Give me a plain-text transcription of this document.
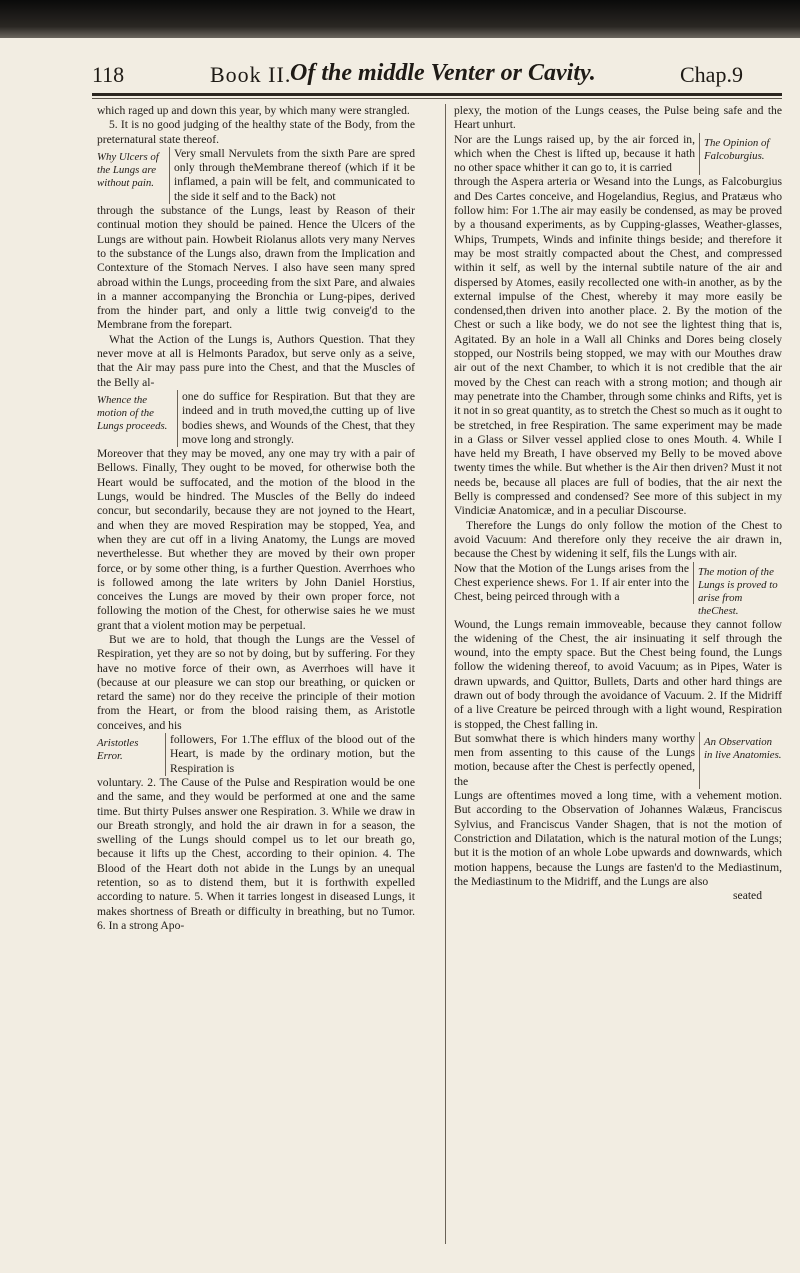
118	Book II.
Of the middle Venter or Cavity.	Chap.9

which raged up and down this year, by which many were strangled.

5. It is no good judging of the healthy state of the Body, from the preternatural state thereof.

Why Ulcers of the Lungs are without pain.
Very small Nervulets from the sixth Pare are spred only through theMembrane thereof (which if it be inflamed, a pain will be felt, and communicated to the side it self and to the Back) not

through the substance of the Lungs, least by Reason of their continual motion they should be pained. Hence the Ulcers of the Lungs are without pain. Howbeit Riolanus allots very many Nerves to the substance of the Lungs also, drawn from the Implication and Contexture of the Stomach Nerves. I also have seen many spred abroad within the Lungs, proceeding from the sixt Pare, and alwaies in a manner accompanying the Bronchia or Lung-pipes, derived from the hinder part, and only a little twig conveig'd to the Membrane from the forepart.

What the Action of the Lungs is, Authors Question. That they never move at all is Helmonts Paradox, but serve only as a seive, that the Air may pass pure into the Chest, and that the Muscles of the Belly al-

Whence the motion of the Lungs proceeds.
one do suffice for Respiration. But that they are indeed and in truth moved,the cutting up of live bodies shews, and Wounds of the Chest, that they move long and strongly.

Moreover that they may be moved, any one may try with a pair of Bellows. Finally, They ought to be moved, for otherwise both the Heart would be suffocated, and the motion of the blood in the Lungs, would be hindred. The Muscles of the Belly do indeed concur, but secondarily, because they are not joyned to the Heart, and when they are moved Respiration may be stopped, Yea, and when they are cut off in a living Anatomy, the Lungs are moved neverthelesse. But whether they are moved by their own proper force, or by some other thing, is a further Question. Averrhoes who is followed among the late writers by John Daniel Horstius, conceives the Lungs are moved by their own proper force, not following the motion of the Chest, for otherwise saies he we must grant that a violent motion may be perpetual.

But we are to hold, that though the Lungs are the Vessel of Respiration, yet they are so not by doing, but by suffering. For they have no motive force of their own, as Averrhoes will have it (because at our pleasure we can stop our breathing, or quicken or retard the same) nor do they receive the principle of their motion from the Heart, or from the blood raising them, as Aristotle conceives, and his

Aristotles Error.
followers, For 1.The efflux of the blood out of the Heart, is made by the ordinary motion, but the Respiration is

voluntary. 2. The Cause of the Pulse and Respiration would be one and the same, and they would be performed at one and the same time. But thirty Pulses answer one Respiration. 3. While we draw in our Breath strongly, and hold the air drawn in for a season, the swelling of the Lungs should compel us to let our breath go, because it lifts up the Chest, according to their opinion. 4. The Blood of the Heart doth not abide in the Lungs by an unequal retention, so as to distend them, but it is forthwith expelled according to nature. 5. When it tarries longest in diseased Lungs, it makes shortness of Breath or difficulty in breathing, but no Tumor. 6. In a strong Apo-

plexy, the motion of the Lungs ceases, the Pulse being safe and the Heart unhurt.

Nor are the Lungs raised up, by the air forced in, which when the Chest is lifted up, because it hath no other space whither it can go to, it is carried
The Opinion of Falcoburgius.

through the Aspera arteria or Wesand into the Lungs, as Falcoburgius and Des Cartes conceive, and Hogelandius, Regius, and Pratæus who follow him: For 1.The air may easily be condensed, as may be proved by a thousand experiments, as by Cupping-glasses, Weather-glasses, Whips, Trumpets, Winds and infinite things beside; and therefore it may be most straitly compacted about the Chest, and compressed within it self, as well by the internal subtile nature of the air and dispersed by Atomes, easily recollected one with-in another, as by the external impulse of the Chest, whereby it may more easily be condensed,then driven into another place. 2. By the motion of the Chest or such a like body, we do not see the lightest thing that is, Agitated. By an hole in a Wall all Chinks and Dores being closely stopped, our Nostrils being stopped, we may with our Mouthes draw air out of the next Chamber, to which it is not credible that the air moved by the Chest can reach with a strong motion; and though air may penetrate into the Chamber, through some chinks and Rifts, yet is it not in so great quantity, as to stretch the Chest so much as it ought to be stretched, in free Respiration. The same experiment may be made in a Glass or Silver vessel applied close to ones Mouth. 4. While I have held my Breath, I have observed my Belly to be moved above twenty times the while. But whether is the Air then driven? Must it not needs be, because all places are full of bodies, that the air next the Belly is compressed and condensed? See more of this subject in my Vindiciæ Anatomicæ, and in a peculiar Discourse.

Therefore the Lungs do only follow the motion of the Chest to avoid Vacuum: And therefore only they receive the air drawn in, because the Chest by widening it self, fils the Lungs with air.

Now that the Motion of the Lungs arises from the Chest experience shews. For 1. If air enter into the Chest, being peirced through with a
The motion of the Lungs is proved to arise from theChest.

Wound, the Lungs remain immoveable, because they cannot follow the widening of the Chest, the air insinuating it self through the wound, into the empty space. But the Chest being found, the Lungs follow the widening thereof, to avoid Vacuum; as in Pipes, Water is drawn upwards, and Quittor, Bullets, Darts and other hard things are drawn out of body through the avoidance of Vacuum. 2. If the Midriff of a live Creature be peirced through with a light wound, Respiration is stopped, the Chest falling in.

But somwhat there is which hinders many worthy men from assenting to this cause of the Lungs motion, because after the Chest is perfectly opened, the
An Observation in live Anatomies.

Lungs are oftentimes moved a long time, with a vehement motion. But according to the Observation of Johannes Walæus, Franciscus Sylvius, and Franciscus Vander Shagen, that is not the motion of Constriction and Dilatation, which is the natural motion of the Lungs; but it is the motion of an whole Lobe upwards and downwards, which motion happens, because the Lungs are fasten'd to the Mediastinum, the Mediastinum to the Midriff, and the Lungs are also

seated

::::

The task »
From start to finish, output the listing exactly, but omit its pictures.

Completed exercise »
Give me a plain-text transcription of this document.
118	Book II.
Of the middle Venter or Cavity.	Chap.9

which raged up and down this year, by which many were strangled.

5. It is no good judging of the healthy state of the Body, from the preternatural state thereof.

Why Ulcers of the Lungs are without pain.
Very small Nervulets from the sixth Pare are spred only through theMembrane thereof (which if it be inflamed, a pain will be felt, and communicated to the side it self and to the Back) not

through the substance of the Lungs, least by Reason of their continual motion they should be pained. Hence the Ulcers of the Lungs are without pain. Howbeit Riolanus allots very many Nerves to the substance of the Lungs also, drawn from the Implication and Contexture of the Stomach Nerves. I also have seen many spred abroad within the Lungs, proceeding from the sixt Pare, and alwaies in a manner accompanying the Bronchia or Lung-pipes, derived from the hinder part, and only a little twig conveig'd to the Membrane from the forepart.

What the Action of the Lungs is, Authors Question. That they never move at all is Helmonts Paradox, but serve only as a seive, that the Air may pass pure into the Chest, and that the Muscles of the Belly al-

Whence the motion of the Lungs proceeds.
one do suffice for Respiration. But that they are indeed and in truth moved,the cutting up of live bodies shews, and Wounds of the Chest, that they move long and strongly.

Moreover that they may be moved, any one may try with a pair of Bellows. Finally, They ought to be moved, for otherwise both the Heart would be suffocated, and the motion of the blood in the Lungs, would be hindred. The Muscles of the Belly do indeed concur, but secondarily, because they are not joyned to the Heart, and when they are moved Respiration may be stopped, Yea, and when they are cut off in a living Anatomy, the Lungs are moved neverthelesse. But whether they are moved by their own proper force, or by some other thing, is a further Question. Averrhoes who is followed among the late writers by John Daniel Horstius, conceives the Lungs are moved by their own proper force, not following the motion of the Chest, for otherwise saies he we must grant that a violent motion may be perpetual.

But we are to hold, that though the Lungs are the Vessel of Respiration, yet they are so not by doing, but by suffering. For they have no motive force of their own, as Averrhoes will have it (because at our pleasure we can stop our breathing, or quicken or retard the same) nor do they receive the principle of their motion from the Heart, or from the blood raising them, as Aristotle conceives, and his

Aristotles Error.
followers, For 1.The efflux of the blood out of the Heart, is made by the ordinary motion, but the Respiration is

voluntary. 2. The Cause of the Pulse and Respiration would be one and the same, and they would be performed at one and the same time. But thirty Pulses answer one Respiration. 3. While we draw in our Breath strongly, and hold the air drawn in for a season, the swelling of the Lungs should compel us to let our breath go, because it lifts up the Chest, according to their opinion. 4. The Blood of the Heart doth not abide in the Lungs by an unequal retention, so as to distend them, but it is forthwith expelled according to nature. 5. When it tarries longest in diseased Lungs, it makes shortness of Breath or difficulty in breathing, but no Tumor. 6. In a strong Apo-

plexy, the motion of the Lungs ceases, the Pulse being safe and the Heart unhurt.

Nor are the Lungs raised up, by the air forced in, which when the Chest is lifted up, because it hath no other space whither it can go to, it is carried
The Opinion of Falcoburgius.

through the Aspera arteria or Wesand into the Lungs, as Falcoburgius and Des Cartes conceive, and Hogelandius, Regius, and Pratæus who follow him: For 1.The air may easily be condensed, as may be proved by a thousand experiments, as by Cupping-glasses, Weather-glasses, Whips, Trumpets, Winds and infinite things beside; and therefore it may be most straitly compacted about the Chest, and compressed within it self, as well by the internal subtile nature of the air and dispersed by Atomes, easily recollected one with-in another, as by the external impulse of the Chest, whereby it may more easily be condensed,then driven into another place. 2. By the motion of the Chest or such a like body, we do not see the lightest thing that is, Agitated. By an hole in a Wall all Chinks and Dores being closely stopped, our Nostrils being stopped, we may with our Mouthes draw air out of the next Chamber, to which it is not credible that the air moved by the Chest can reach with a strong motion; and though air may penetrate into the Chamber, through some chinks and Rifts, yet is it not in so great quantity, as to stretch the Chest so much as it ought to be stretched, in free Respiration. The same experiment may be made in a Glass or Silver vessel applied close to ones Mouth. 4. While I have held my Breath, I have observed my Belly to be moved above twenty times the while. But whether is the Air then driven? Must it not needs be, because all places are full of bodies, that the air next the Belly is compressed and condensed? See more of this subject in my Vindiciæ Anatomicæ, and in a peculiar Discourse.

Therefore the Lungs do only follow the motion of the Chest to avoid Vacuum: And therefore only they receive the air drawn in, because the Chest by widening it self, fils the Lungs with air.

Now that the Motion of the Lungs arises from the Chest experience shews. For 1. If air enter into the Chest, being peirced through with a
The motion of the Lungs is proved to arise from theChest.

Wound, the Lungs remain immoveable, because they cannot follow the widening of the Chest, the air insinuating it self through the wound, into the empty space. But the Chest being found, the Lungs follow the widening thereof, to avoid Vacuum; as in Pipes, Water is drawn upwards, and Quittor, Bullets, Darts and other hard things are drawn out of body through the avoidance of Vacuum. 2. If the Midriff of a live Creature be peirced through with a light wound, Respiration is stopped, the Chest falling in.

But somwhat there is which hinders many worthy men from assenting to this cause of the Lungs motion, because after the Chest is perfectly opened, the
An Observation in live Anatomies.

Lungs are oftentimes moved a long time, with a vehement motion. But according to the Observation of Johannes Walæus, Franciscus Sylvius, and Franciscus Vander Shagen, that is not the motion of Constriction and Dilatation, which is the natural motion of the Lungs; but it is the motion of an whole Lobe upwards and downwards, which motion happens, because the Lungs are fasten'd to the Mediastinum, the Mediastinum to the Midriff, and the Lungs are also

seated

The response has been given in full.